Instructions for the task: Output the entries below as a numbered list, starting at the line containing "chart-title: 营业总收入 [172,13,247,31]" and ending at the line containing "legend-swatch [502,430,526,442]", with both of those lines included and blank lines left out.

Entries supplied:
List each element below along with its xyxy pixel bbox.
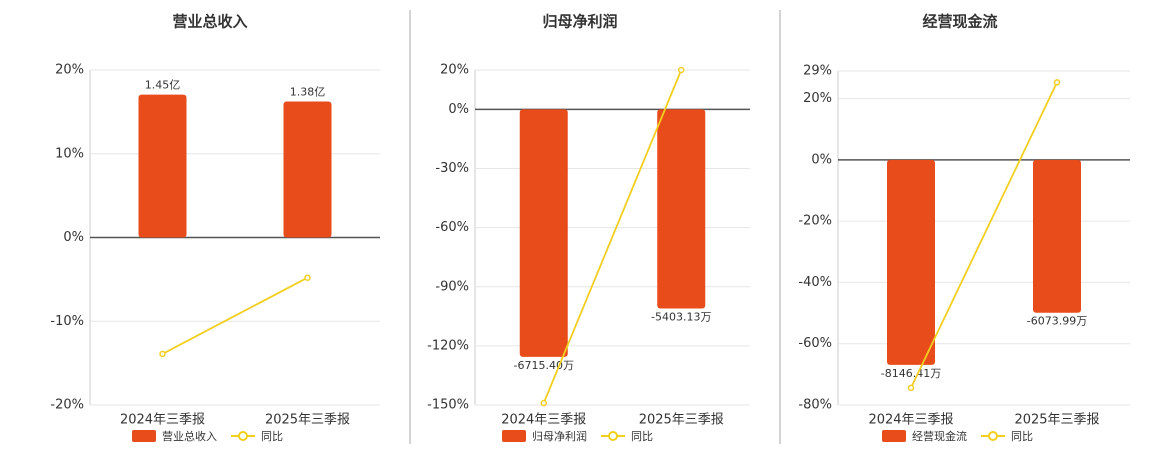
chart-title: 营业总收入 [172,13,247,31]
legend-label: 经营现金流 [912,429,967,443]
legend-label: 同比 [261,430,283,443]
legend-marker [608,431,618,441]
y-tick-label: -150% [427,398,469,413]
bar [657,109,706,309]
y-tick-label: 0% [811,152,832,167]
chart-title: 经营现金流 [922,13,997,31]
legend-label: 同比 [631,430,653,443]
legend-swatch [502,430,526,442]
x-tick-label: 2024年三季报 [868,413,953,428]
y-tick-label: 0% [63,230,84,245]
x-tick-label: 2025年三季报 [639,413,724,428]
legend-marker [988,431,998,441]
y-tick-label: 20% [440,63,469,78]
y-tick-label: -60% [798,336,832,351]
line-point [540,399,547,407]
x-tick-label: 2024年三季报 [120,413,205,428]
legend-swatch [132,430,156,442]
y-tick-label: -80% [798,398,832,413]
value-label: 1.45亿 [145,79,181,92]
x-tick-label: 2024年三季报 [501,413,586,428]
y-tick-label: -30% [435,161,469,176]
y-tick-label: -90% [435,279,469,294]
y-tick-label: 20% [55,63,84,78]
bar [887,159,935,365]
legend-label: 营业总收入 [162,429,217,443]
line-point [159,350,166,358]
y-tick-label: -20% [50,398,84,413]
y-tick-label: 20% [803,91,832,106]
bar [283,101,332,238]
value-label: -8146.41万 [881,367,941,380]
legend-label: 归母净利润 [532,429,587,443]
value-label: -6073.99万 [1027,315,1087,328]
y-tick-label: 10% [55,146,84,161]
bar [1033,159,1081,313]
value-label: 1.38亿 [290,86,326,99]
x-tick-label: 2025年三季报 [1014,413,1099,428]
y-tick-label: 29% [803,64,832,79]
value-label: -6715.40万 [514,359,574,372]
x-tick-label: 2025年三季报 [265,413,350,428]
legend-label: 同比 [1011,430,1033,443]
chart-title: 归母净利润 [542,13,617,31]
value-label: -5403.13万 [651,311,711,324]
y-tick-label: -10% [50,314,84,329]
line-point [678,66,685,74]
line-point [304,274,311,281]
bar [138,94,187,238]
y-tick-label: 0% [448,102,469,117]
bar [519,109,568,357]
y-tick-label: -60% [435,220,469,235]
line [162,276,308,355]
legend-marker [238,431,248,441]
y-tick-label: -40% [798,275,832,290]
line-point [1053,79,1061,86]
line-point [907,384,915,392]
y-tick-label: -20% [798,214,832,229]
legend-swatch [882,430,906,442]
y-tick-label: -120% [427,338,469,353]
line [910,81,1058,389]
line [542,69,683,404]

Task solution:
1. chart-title: 营业总收入 [172,13,247,31]
2. legend-label: 经营现金流 [912,429,967,443]
3. legend-label: 同比 [261,430,283,443]
4. legend-marker [608,431,618,441]
5. y-tick-label: -150% [427,398,469,413]
6. bar [657,109,706,309]
7. y-tick-label: 0% [811,152,832,167]
8. chart-title: 经营现金流 [922,13,997,31]
9. legend-label: 同比 [631,430,653,443]
10. legend-swatch [502,430,526,442]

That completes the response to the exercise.